- _PROBLEM TO SOLVE_
Every record must be transcribed in its entirety, apart from the images, which are to be omitted.

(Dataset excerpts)
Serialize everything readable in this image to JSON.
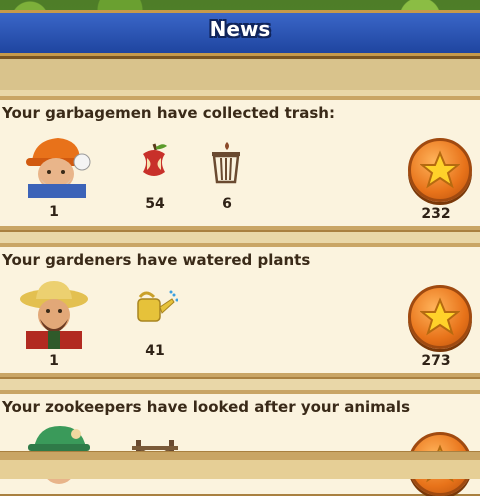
{
  "header": {
    "title": "News"
  },
  "cards": [
    {
      "title": "Your garbagemen have collected trash:",
      "worker_count": "1",
      "stats": [
        "54",
        "6"
      ],
      "reward": "232",
      "icons": [
        "garbageman-portrait-icon",
        "apple-core-icon",
        "trash-can-icon",
        "star-icon"
      ]
    },
    {
      "title": "Your gardeners have watered plants",
      "worker_count": "1",
      "stats": [
        "41"
      ],
      "reward": "273",
      "icons": [
        "gardener-portrait-icon",
        "watering-can-icon",
        "star-icon"
      ]
    },
    {
      "title": "Your zookeepers have looked after your animals",
      "icons": [
        "zookeeper-portrait-icon",
        "fence-icon",
        "star-icon"
      ]
    }
  ],
  "colors": {
    "ribbon": "#2a55b8",
    "card": "#fbf3de",
    "border": "#c9a565",
    "star_button": "#e8731a"
  }
}
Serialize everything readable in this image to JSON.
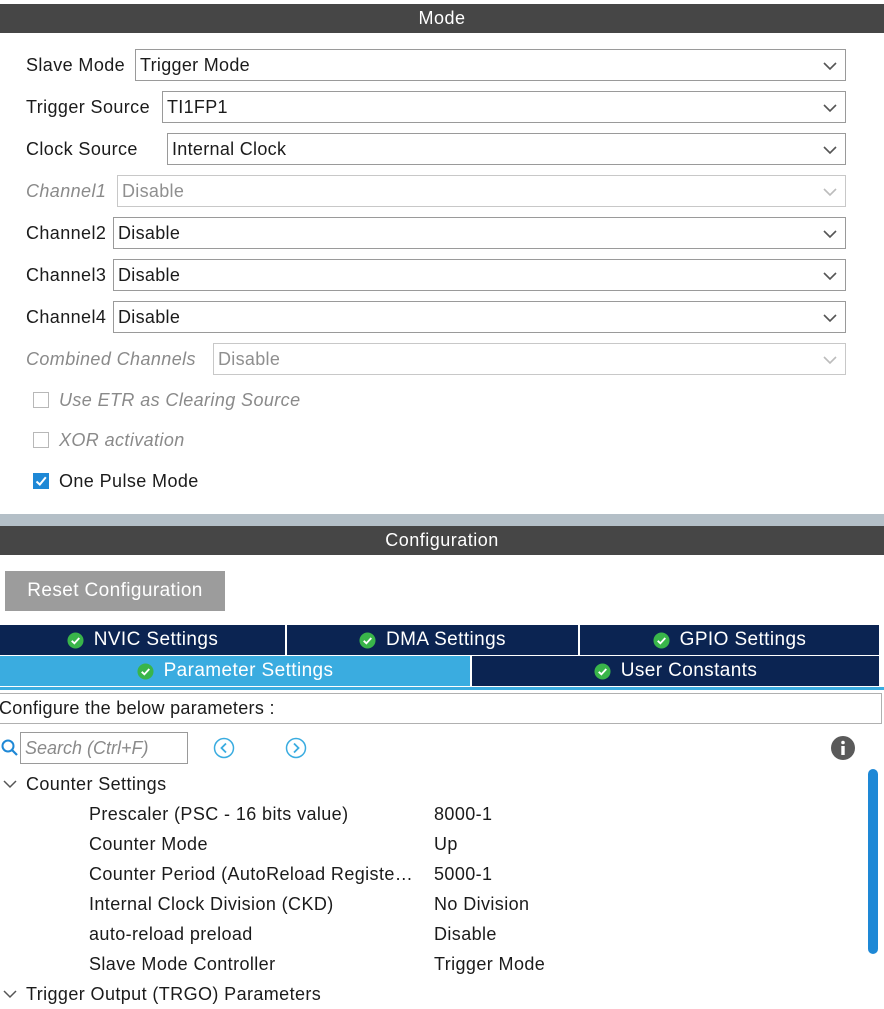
{
  "mode": {
    "header": "Mode",
    "fields": [
      {
        "label": "Slave Mode",
        "value": "Trigger Mode",
        "disabled": false
      },
      {
        "label": "Trigger Source",
        "value": "TI1FP1",
        "disabled": false
      },
      {
        "label": "Clock Source",
        "value": "Internal Clock",
        "disabled": false
      },
      {
        "label": "Channel1",
        "value": "Disable",
        "disabled": true
      },
      {
        "label": "Channel2",
        "value": "Disable",
        "disabled": false
      },
      {
        "label": "Channel3",
        "value": "Disable",
        "disabled": false
      },
      {
        "label": "Channel4",
        "value": "Disable",
        "disabled": false
      },
      {
        "label": "Combined Channels",
        "value": "Disable",
        "disabled": true
      }
    ],
    "checkboxes": [
      {
        "label": "Use ETR as Clearing Source",
        "checked": false,
        "disabled": true
      },
      {
        "label": "XOR activation",
        "checked": false,
        "disabled": true
      },
      {
        "label": "One Pulse Mode",
        "checked": true,
        "disabled": false
      }
    ]
  },
  "configuration": {
    "header": "Configuration",
    "reset_label": "Reset Configuration",
    "tabs_row1": [
      "NVIC Settings",
      "DMA Settings",
      "GPIO Settings"
    ],
    "tabs_row2": [
      "Parameter Settings",
      "User Constants"
    ],
    "active_tab": "Parameter Settings",
    "description": "Configure the below parameters :",
    "search_placeholder": "Search (Ctrl+F)",
    "groups": [
      {
        "title": "Counter Settings",
        "params": [
          {
            "name": "Prescaler (PSC - 16 bits value)",
            "value": "8000-1"
          },
          {
            "name": "Counter Mode",
            "value": "Up"
          },
          {
            "name": "Counter Period (AutoReload Registe…",
            "value": "5000-1"
          },
          {
            "name": "Internal Clock Division (CKD)",
            "value": "No Division"
          },
          {
            "name": "auto-reload preload",
            "value": "Disable"
          },
          {
            "name": "Slave Mode Controller",
            "value": "Trigger Mode"
          }
        ]
      },
      {
        "title": "Trigger Output (TRGO) Parameters",
        "params": []
      }
    ]
  },
  "colors": {
    "header_bg": "#464646",
    "tab_bg": "#0b2452",
    "tab_active_bg": "#3aace0",
    "check_accent": "#1e88d6",
    "icon_green": "#39b54a"
  }
}
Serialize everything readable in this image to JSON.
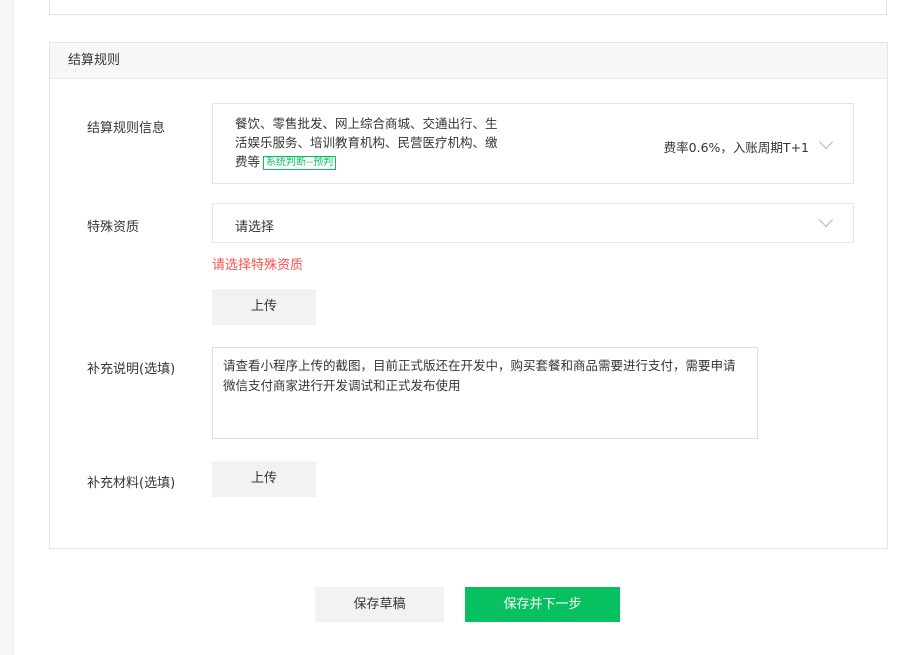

- _RESULT OF THE TASK_
Serialize everything readable in this image to JSON.
{
  "header": {
    "title": "News"
  },
  "cards": [
    {
      "title": "Your garbagemen have collected trash:",
      "worker_count": "1",
      "stats": [
        "54",
        "6"
      ],
      "reward": "232",
      "icons": [
        "garbageman-portrait-icon",
        "apple-core-icon",
        "trash-can-icon",
        "star-icon"
      ]
    },
    {
      "title": "Your gardeners have watered plants",
      "worker_count": "1",
      "stats": [
        "41"
      ],
      "reward": "273",
      "icons": [
        "gardener-portrait-icon",
        "watering-can-icon",
        "star-icon"
      ]
    },
    {
      "title": "Your zookeepers have looked after your animals",
      "icons": [
        "zookeeper-portrait-icon",
        "fence-icon",
        "star-icon"
      ]
    }
  ],
  "colors": {
    "ribbon": "#2a55b8",
    "card": "#fbf3de",
    "border": "#c9a565",
    "star_button": "#e8731a"
  }
}
Serialize everything readable in this image to JSON.
{
  "mode": {
    "header": "Mode",
    "fields": [
      {
        "label": "Slave Mode",
        "value": "Trigger Mode",
        "disabled": false
      },
      {
        "label": "Trigger Source",
        "value": "TI1FP1",
        "disabled": false
      },
      {
        "label": "Clock Source",
        "value": "Internal Clock",
        "disabled": false
      },
      {
        "label": "Channel1",
        "value": "Disable",
        "disabled": true
      },
      {
        "label": "Channel2",
        "value": "Disable",
        "disabled": false
      },
      {
        "label": "Channel3",
        "value": "Disable",
        "disabled": false
      },
      {
        "label": "Channel4",
        "value": "Disable",
        "disabled": false
      },
      {
        "label": "Combined Channels",
        "value": "Disable",
        "disabled": true
      }
    ],
    "checkboxes": [
      {
        "label": "Use ETR as Clearing Source",
        "checked": false,
        "disabled": true
      },
      {
        "label": "XOR activation",
        "checked": false,
        "disabled": true
      },
      {
        "label": "One Pulse Mode",
        "checked": true,
        "disabled": false
      }
    ]
  },
  "configuration": {
    "header": "Configuration",
    "reset_label": "Reset Configuration",
    "tabs_row1": [
      "NVIC Settings",
      "DMA Settings",
      "GPIO Settings"
    ],
    "tabs_row2": [
      "Parameter Settings",
      "User Constants"
    ],
    "active_tab": "Parameter Settings",
    "description": "Configure the below parameters :",
    "search_placeholder": "Search (Ctrl+F)",
    "groups": [
      {
        "title": "Counter Settings",
        "params": [
          {
            "name": "Prescaler (PSC - 16 bits value)",
            "value": "8000-1"
          },
          {
            "name": "Counter Mode",
            "value": "Up"
          },
          {
            "name": "Counter Period (AutoReload Registe…",
            "value": "5000-1"
          },
          {
            "name": "Internal Clock Division (CKD)",
            "value": "No Division"
          },
          {
            "name": "auto-reload preload",
            "value": "Disable"
          },
          {
            "name": "Slave Mode Controller",
            "value": "Trigger Mode"
          }
        ]
      },
      {
        "title": "Trigger Output (TRGO) Parameters",
        "params": []
      }
    ]
  },
  "colors": {
    "header_bg": "#464646",
    "tab_bg": "#0b2452",
    "tab_active_bg": "#3aace0",
    "check_accent": "#1e88d6",
    "icon_green": "#39b54a"
  }
}
Serialize everything readable in this image to JSON.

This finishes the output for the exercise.